Given instruction:
Search the data for the word "subtitle". Reproduce every line where it is found.

Given information:
● ● ● ●

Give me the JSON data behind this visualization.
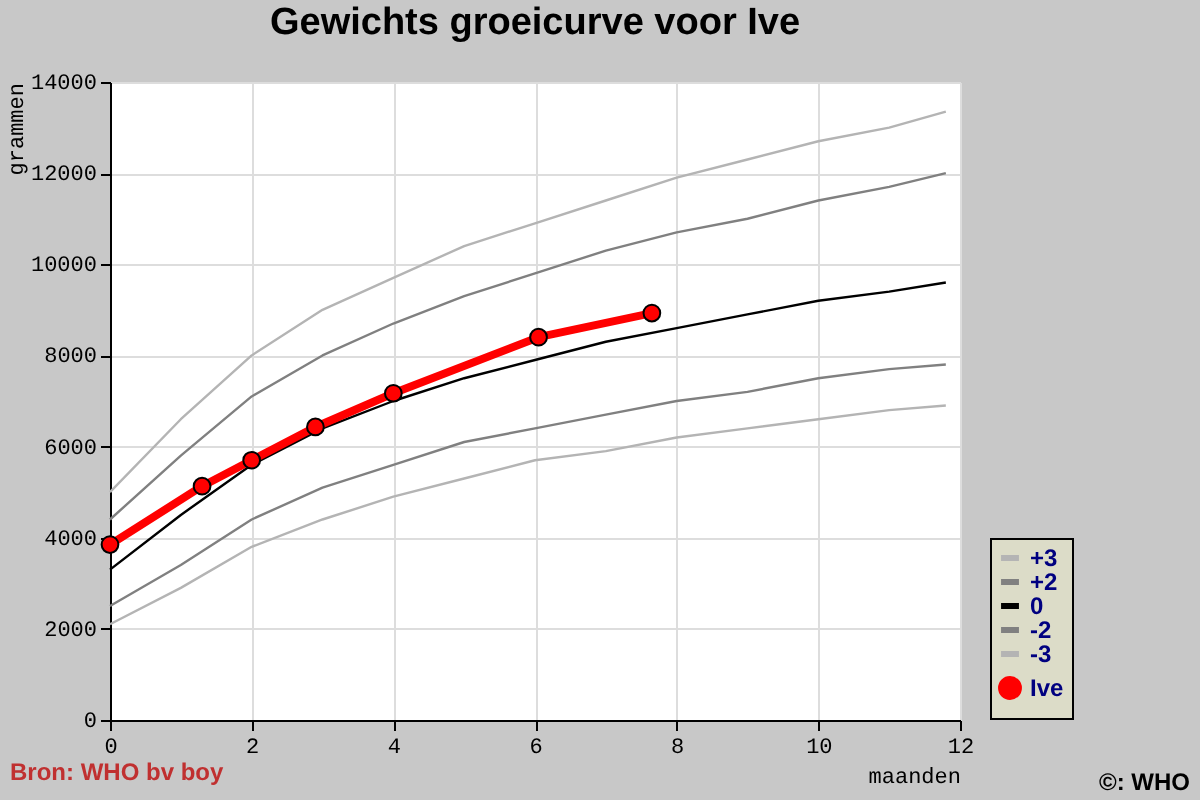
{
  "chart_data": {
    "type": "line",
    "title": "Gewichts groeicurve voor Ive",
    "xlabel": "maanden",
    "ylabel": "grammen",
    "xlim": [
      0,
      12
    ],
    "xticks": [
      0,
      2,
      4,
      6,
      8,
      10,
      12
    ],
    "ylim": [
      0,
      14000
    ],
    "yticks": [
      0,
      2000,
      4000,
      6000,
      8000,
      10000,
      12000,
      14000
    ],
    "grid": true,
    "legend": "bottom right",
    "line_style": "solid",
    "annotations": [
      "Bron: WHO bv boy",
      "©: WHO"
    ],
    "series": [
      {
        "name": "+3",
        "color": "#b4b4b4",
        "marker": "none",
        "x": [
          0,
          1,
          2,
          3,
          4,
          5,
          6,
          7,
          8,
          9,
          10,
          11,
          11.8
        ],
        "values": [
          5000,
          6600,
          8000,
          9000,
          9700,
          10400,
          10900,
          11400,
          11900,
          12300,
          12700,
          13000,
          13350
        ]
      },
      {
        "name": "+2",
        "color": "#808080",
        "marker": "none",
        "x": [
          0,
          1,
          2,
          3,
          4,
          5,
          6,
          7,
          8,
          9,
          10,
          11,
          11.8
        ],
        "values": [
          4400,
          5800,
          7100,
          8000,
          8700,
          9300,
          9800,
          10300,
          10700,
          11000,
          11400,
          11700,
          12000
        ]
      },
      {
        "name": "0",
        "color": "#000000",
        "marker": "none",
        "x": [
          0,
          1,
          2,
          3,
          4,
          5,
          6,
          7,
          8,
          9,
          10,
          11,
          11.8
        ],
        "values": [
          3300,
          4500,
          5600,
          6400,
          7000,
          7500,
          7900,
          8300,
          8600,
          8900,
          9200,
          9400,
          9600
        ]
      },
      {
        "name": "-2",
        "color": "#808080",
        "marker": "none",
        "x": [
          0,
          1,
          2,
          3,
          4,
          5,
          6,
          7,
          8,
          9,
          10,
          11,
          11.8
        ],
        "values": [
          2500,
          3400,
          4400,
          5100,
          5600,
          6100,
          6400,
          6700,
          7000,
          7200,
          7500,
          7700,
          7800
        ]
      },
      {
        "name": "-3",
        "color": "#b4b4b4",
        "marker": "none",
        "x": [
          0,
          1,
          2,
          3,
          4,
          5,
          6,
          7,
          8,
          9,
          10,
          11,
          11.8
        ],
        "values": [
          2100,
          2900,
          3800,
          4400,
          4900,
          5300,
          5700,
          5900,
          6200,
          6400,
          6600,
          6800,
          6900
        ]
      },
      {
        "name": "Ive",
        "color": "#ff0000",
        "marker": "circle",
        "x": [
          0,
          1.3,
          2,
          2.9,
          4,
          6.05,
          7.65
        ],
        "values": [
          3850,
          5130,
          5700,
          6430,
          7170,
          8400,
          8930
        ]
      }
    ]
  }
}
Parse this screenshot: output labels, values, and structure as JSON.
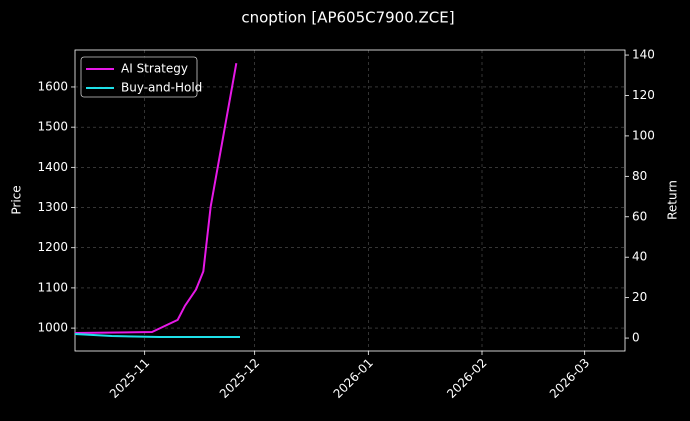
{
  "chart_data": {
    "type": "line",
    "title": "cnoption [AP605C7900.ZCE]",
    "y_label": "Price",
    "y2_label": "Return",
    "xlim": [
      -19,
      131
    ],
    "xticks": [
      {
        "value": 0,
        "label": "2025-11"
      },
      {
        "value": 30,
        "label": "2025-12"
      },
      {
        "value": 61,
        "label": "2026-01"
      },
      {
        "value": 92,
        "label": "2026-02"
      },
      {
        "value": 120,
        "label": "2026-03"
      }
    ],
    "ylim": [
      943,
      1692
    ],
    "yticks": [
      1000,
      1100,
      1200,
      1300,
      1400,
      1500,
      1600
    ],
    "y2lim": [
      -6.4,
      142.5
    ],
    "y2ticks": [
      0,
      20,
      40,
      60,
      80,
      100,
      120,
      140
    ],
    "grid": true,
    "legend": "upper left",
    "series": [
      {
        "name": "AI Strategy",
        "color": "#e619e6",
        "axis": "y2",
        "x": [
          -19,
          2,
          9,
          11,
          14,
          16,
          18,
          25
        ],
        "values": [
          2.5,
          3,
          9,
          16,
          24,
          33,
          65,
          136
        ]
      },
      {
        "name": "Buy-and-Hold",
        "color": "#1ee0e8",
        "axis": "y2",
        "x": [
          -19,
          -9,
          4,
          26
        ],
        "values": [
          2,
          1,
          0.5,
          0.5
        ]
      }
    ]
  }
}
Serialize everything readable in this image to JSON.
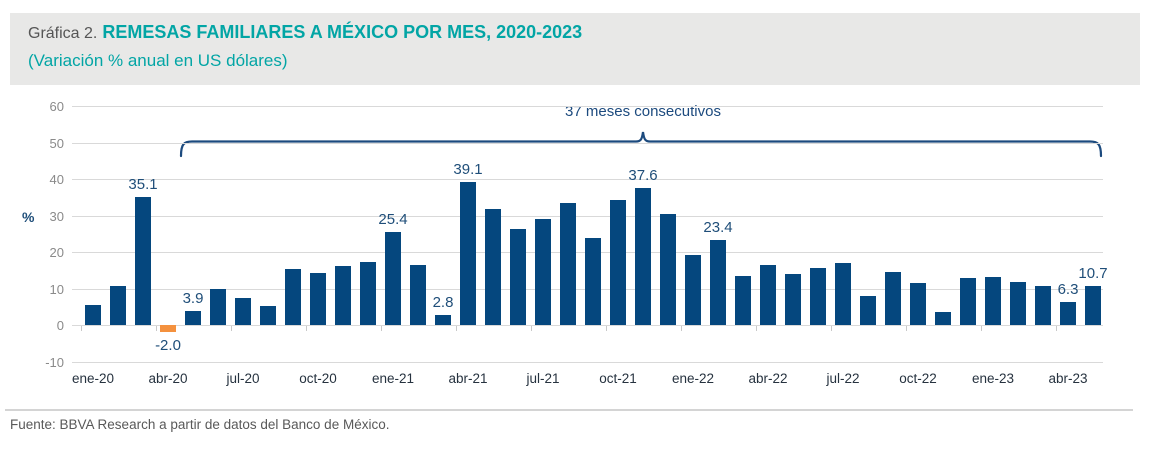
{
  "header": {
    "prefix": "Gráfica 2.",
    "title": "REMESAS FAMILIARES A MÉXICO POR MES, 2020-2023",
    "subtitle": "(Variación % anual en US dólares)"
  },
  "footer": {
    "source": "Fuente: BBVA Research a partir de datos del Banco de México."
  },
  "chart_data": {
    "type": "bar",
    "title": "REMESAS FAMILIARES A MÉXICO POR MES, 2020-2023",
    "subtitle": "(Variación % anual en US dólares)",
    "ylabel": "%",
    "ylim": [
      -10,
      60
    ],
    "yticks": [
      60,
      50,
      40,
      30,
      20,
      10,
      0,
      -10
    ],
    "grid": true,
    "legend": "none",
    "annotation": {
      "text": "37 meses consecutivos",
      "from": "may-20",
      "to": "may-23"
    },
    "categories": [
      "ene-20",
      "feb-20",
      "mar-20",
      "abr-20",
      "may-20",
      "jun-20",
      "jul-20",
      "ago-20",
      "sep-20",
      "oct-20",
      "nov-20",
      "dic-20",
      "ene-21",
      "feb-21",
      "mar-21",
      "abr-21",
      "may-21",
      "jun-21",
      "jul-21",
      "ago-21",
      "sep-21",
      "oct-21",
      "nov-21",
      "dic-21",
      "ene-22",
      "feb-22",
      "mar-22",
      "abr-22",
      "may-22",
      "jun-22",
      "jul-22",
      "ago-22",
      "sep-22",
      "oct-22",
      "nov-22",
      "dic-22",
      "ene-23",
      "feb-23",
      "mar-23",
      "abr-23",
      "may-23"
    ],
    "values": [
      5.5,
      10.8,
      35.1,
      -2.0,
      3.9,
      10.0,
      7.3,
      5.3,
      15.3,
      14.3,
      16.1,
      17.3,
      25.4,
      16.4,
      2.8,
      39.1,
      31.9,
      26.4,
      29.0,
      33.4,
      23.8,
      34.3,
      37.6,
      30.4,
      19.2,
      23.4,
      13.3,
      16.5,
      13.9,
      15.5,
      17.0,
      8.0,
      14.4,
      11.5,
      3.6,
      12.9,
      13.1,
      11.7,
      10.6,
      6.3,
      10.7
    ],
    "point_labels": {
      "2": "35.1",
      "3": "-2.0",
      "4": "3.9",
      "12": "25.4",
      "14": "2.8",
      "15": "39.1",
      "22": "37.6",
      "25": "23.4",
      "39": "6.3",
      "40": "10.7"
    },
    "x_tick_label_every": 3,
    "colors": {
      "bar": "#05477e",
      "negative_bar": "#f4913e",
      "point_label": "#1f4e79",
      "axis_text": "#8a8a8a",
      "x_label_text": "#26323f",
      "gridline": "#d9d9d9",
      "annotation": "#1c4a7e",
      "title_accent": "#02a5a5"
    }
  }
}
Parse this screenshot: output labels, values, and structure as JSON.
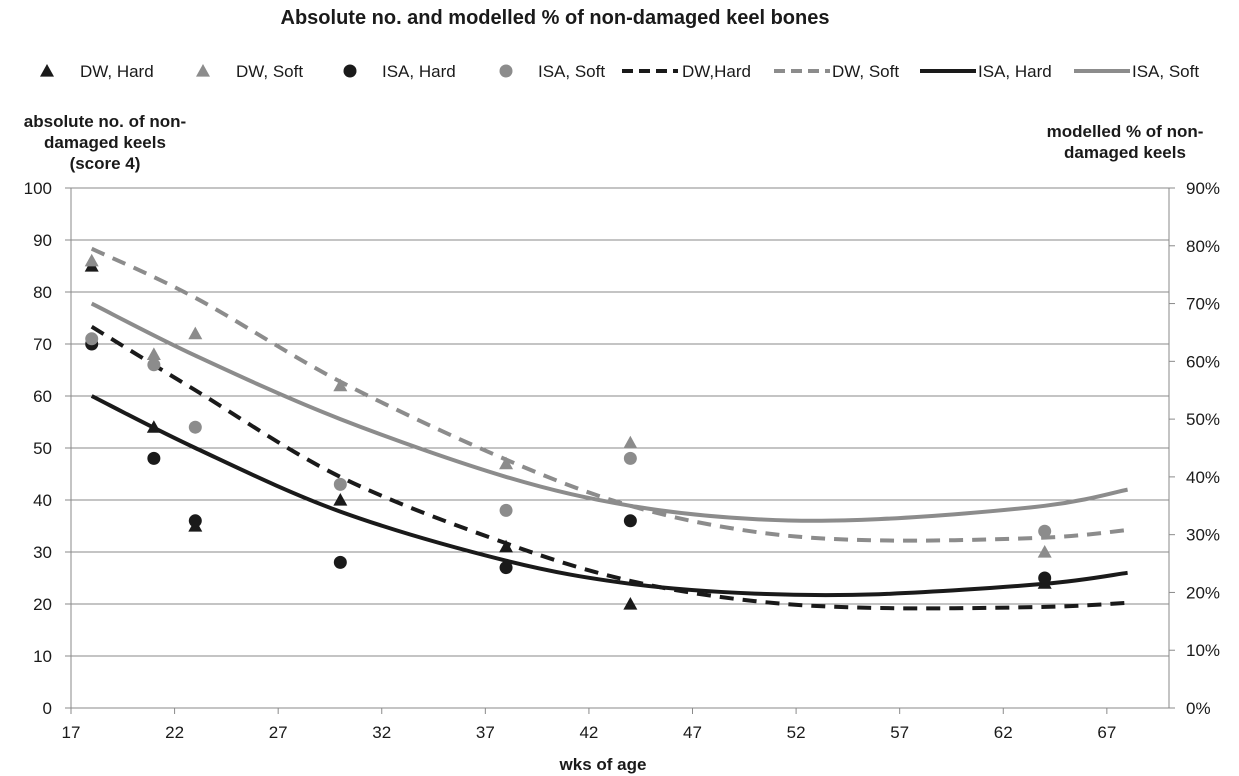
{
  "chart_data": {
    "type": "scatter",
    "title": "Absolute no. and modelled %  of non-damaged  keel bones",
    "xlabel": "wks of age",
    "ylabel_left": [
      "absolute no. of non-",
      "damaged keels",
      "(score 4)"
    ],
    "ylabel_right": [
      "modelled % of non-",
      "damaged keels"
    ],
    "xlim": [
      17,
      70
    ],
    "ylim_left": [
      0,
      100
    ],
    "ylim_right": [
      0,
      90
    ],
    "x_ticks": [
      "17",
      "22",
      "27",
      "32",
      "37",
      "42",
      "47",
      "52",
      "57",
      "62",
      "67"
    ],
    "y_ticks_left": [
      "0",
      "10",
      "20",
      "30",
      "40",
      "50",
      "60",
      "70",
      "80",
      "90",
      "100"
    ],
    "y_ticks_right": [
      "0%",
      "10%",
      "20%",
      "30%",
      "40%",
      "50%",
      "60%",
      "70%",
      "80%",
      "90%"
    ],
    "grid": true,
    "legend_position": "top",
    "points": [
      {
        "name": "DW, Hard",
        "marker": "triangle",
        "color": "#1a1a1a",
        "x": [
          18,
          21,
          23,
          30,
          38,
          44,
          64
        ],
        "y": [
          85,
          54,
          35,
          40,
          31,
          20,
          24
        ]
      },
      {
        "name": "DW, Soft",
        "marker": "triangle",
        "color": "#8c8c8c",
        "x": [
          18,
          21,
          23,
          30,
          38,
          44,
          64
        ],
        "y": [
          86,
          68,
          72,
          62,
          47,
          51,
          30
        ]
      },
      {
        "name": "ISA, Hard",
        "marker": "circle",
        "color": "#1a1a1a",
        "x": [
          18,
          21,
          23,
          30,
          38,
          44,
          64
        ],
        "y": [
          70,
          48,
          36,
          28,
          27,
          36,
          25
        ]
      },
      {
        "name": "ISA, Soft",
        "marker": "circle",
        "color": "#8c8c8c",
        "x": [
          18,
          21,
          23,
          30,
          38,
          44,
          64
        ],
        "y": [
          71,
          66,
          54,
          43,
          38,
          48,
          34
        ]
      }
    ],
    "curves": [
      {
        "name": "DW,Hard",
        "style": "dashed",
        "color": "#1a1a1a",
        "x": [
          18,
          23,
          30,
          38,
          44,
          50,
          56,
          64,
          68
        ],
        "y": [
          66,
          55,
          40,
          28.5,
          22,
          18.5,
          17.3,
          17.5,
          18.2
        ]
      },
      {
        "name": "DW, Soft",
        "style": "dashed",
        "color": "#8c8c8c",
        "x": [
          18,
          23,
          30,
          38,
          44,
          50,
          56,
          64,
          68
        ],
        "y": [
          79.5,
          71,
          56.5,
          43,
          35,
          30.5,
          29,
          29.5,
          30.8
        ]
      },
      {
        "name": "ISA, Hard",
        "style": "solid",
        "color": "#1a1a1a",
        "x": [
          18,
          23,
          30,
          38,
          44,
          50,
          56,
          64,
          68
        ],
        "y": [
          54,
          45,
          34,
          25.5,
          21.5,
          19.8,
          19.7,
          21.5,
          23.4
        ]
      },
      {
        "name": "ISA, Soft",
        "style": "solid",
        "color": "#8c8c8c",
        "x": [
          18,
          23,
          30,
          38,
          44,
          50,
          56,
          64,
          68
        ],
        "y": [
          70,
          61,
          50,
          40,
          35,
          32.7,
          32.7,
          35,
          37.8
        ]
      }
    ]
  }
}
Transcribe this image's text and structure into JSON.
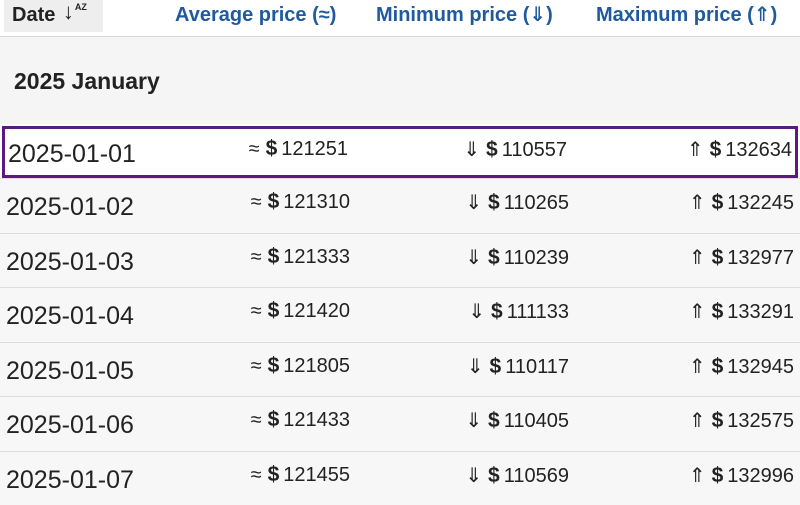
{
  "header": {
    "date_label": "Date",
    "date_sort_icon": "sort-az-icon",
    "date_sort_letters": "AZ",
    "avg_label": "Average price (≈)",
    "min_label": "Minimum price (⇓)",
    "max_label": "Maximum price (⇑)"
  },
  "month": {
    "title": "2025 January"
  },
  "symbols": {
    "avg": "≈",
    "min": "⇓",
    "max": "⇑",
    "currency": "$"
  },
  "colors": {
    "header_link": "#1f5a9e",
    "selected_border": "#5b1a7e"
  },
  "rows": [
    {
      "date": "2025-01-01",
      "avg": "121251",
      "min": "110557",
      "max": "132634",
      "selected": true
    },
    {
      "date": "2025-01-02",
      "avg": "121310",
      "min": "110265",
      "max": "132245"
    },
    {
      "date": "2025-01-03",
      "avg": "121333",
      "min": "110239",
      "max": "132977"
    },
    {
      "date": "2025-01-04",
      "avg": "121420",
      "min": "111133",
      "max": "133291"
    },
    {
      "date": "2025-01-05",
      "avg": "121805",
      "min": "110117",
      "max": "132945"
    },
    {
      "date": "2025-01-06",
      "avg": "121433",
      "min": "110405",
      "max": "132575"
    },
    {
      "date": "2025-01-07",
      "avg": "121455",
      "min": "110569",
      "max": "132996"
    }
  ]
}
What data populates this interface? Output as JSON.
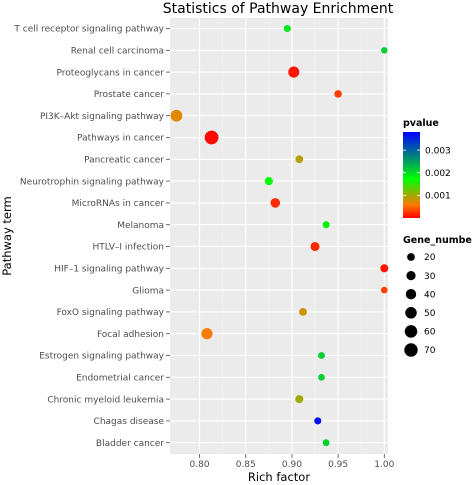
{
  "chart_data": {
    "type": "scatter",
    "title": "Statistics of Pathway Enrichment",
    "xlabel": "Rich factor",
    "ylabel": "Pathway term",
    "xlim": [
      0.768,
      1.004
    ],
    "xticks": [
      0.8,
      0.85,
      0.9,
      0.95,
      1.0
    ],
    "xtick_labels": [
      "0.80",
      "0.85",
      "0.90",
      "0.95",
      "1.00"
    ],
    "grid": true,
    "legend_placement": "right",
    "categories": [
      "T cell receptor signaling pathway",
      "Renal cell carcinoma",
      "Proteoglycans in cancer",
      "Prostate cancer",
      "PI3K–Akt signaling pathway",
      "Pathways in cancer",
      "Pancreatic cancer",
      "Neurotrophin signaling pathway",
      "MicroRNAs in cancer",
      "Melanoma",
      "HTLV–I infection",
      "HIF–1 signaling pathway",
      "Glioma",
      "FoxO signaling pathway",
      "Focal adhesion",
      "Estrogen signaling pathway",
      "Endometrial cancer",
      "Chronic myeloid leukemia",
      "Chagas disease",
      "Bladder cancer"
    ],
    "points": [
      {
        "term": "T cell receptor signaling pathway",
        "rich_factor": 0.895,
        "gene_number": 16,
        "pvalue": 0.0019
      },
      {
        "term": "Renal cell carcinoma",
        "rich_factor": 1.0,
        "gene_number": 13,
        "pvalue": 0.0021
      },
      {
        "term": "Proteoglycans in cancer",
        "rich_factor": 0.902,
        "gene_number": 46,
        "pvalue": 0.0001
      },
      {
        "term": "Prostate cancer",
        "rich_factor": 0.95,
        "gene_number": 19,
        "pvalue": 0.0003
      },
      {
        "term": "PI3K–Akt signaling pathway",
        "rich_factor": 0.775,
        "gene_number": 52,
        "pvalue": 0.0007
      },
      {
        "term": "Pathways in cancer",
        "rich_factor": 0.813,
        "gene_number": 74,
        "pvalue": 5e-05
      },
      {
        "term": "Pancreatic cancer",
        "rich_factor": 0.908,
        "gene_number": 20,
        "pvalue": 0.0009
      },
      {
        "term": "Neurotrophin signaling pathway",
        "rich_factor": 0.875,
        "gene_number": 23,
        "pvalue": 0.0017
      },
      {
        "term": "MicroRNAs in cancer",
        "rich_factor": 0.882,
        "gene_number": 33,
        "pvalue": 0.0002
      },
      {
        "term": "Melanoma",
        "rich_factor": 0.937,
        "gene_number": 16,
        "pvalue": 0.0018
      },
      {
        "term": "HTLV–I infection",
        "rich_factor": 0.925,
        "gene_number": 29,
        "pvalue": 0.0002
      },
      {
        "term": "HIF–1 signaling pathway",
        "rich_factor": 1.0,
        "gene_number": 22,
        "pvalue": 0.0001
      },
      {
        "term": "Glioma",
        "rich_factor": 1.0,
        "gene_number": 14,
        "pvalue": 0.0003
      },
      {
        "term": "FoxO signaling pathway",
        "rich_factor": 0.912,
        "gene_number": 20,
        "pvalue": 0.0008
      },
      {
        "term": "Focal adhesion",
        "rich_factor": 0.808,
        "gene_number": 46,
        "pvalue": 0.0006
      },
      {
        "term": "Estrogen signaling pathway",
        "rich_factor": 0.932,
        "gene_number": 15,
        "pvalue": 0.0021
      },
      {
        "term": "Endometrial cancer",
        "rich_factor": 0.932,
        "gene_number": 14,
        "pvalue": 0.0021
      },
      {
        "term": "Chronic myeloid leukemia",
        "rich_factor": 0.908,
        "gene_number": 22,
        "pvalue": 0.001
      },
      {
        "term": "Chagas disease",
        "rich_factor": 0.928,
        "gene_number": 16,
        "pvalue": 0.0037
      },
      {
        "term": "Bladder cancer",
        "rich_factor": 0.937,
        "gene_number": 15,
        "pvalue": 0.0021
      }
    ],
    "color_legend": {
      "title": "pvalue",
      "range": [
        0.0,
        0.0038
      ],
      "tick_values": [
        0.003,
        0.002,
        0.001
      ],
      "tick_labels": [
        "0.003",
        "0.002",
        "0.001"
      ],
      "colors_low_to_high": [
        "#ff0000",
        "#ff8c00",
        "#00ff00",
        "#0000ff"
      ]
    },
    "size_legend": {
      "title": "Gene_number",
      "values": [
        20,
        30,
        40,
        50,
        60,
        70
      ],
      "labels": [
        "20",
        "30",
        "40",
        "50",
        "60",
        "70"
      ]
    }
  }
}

● ● ● ●

Task result:
    "subtitle": "(Variación % anual en US dólares)"
    "subtitle": "(Variación % anual en US dólares)",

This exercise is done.